__Given task__
Reproduce each line from the records that holds "name".

>> begin Data to process

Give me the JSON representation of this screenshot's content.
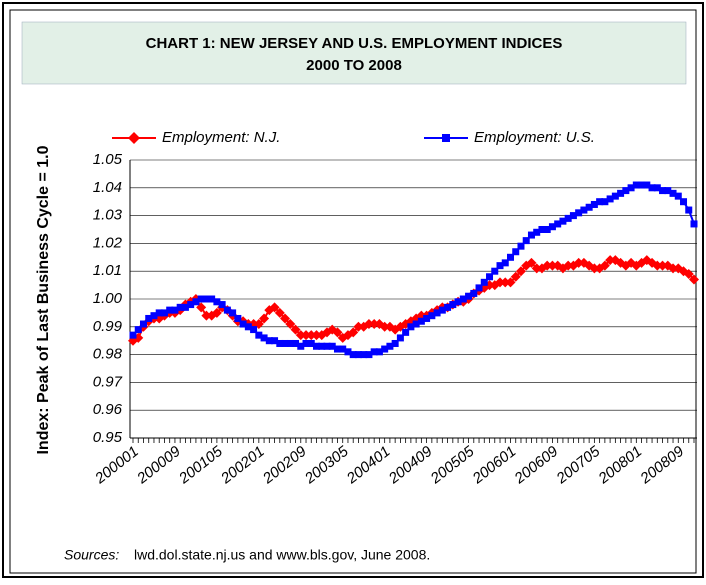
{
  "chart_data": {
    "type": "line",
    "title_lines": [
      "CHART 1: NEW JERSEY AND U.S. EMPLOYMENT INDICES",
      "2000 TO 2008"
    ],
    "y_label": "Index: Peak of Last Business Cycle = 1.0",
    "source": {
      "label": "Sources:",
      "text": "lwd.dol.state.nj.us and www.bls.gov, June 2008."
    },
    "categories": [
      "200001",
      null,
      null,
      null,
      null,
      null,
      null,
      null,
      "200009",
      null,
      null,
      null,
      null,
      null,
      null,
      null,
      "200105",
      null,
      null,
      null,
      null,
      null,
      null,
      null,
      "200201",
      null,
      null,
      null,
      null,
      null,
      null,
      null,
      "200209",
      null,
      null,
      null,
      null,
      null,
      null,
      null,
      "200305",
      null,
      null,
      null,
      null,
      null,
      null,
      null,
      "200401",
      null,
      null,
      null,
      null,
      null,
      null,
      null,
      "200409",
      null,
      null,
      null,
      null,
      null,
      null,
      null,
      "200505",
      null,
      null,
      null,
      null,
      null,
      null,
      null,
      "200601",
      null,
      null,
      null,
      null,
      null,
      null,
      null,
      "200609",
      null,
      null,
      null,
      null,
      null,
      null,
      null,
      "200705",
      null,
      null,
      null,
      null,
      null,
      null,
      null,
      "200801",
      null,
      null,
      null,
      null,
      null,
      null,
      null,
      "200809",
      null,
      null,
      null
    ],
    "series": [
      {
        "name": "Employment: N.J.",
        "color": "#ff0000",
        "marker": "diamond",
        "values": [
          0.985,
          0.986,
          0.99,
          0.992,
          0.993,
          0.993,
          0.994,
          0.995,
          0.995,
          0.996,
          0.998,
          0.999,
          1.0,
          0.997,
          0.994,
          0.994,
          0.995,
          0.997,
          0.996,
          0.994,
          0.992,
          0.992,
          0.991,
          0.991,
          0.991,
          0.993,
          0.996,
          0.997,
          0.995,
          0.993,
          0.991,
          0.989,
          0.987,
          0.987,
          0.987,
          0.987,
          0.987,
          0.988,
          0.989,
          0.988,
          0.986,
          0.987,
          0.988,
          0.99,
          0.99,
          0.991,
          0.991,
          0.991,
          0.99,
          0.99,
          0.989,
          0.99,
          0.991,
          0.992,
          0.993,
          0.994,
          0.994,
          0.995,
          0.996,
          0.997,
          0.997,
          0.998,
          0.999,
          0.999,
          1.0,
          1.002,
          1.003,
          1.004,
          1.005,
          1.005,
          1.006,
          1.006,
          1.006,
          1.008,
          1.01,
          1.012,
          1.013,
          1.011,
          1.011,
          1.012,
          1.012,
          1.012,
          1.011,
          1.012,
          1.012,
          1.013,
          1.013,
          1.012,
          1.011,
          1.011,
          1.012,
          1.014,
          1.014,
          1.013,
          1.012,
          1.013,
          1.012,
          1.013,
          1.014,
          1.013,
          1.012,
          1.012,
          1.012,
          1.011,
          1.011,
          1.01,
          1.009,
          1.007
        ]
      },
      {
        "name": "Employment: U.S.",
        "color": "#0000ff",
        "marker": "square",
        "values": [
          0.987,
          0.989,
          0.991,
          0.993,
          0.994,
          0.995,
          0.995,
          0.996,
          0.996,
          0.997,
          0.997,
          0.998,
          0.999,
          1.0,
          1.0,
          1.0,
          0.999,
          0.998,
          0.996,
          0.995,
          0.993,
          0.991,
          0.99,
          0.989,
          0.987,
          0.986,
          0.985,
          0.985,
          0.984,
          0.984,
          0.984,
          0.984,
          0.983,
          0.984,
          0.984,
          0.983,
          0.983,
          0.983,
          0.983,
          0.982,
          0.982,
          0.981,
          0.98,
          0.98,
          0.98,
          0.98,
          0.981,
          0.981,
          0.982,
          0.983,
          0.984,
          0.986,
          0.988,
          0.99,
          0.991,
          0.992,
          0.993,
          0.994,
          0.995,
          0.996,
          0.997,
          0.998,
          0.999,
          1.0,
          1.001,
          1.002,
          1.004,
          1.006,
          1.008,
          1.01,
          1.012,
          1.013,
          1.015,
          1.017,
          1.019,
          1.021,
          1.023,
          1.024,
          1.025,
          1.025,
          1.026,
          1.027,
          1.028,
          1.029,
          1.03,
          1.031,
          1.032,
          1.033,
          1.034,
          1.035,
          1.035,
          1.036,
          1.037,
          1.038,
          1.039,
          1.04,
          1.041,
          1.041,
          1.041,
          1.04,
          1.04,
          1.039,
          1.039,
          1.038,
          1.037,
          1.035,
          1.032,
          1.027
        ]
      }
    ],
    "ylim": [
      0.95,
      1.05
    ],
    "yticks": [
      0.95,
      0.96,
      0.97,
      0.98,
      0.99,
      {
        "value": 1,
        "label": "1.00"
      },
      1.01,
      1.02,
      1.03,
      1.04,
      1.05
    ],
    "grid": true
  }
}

>> end Data to process

__Output__
        "name": "Employment: N.J.",
        "name": "Employment: U.S.",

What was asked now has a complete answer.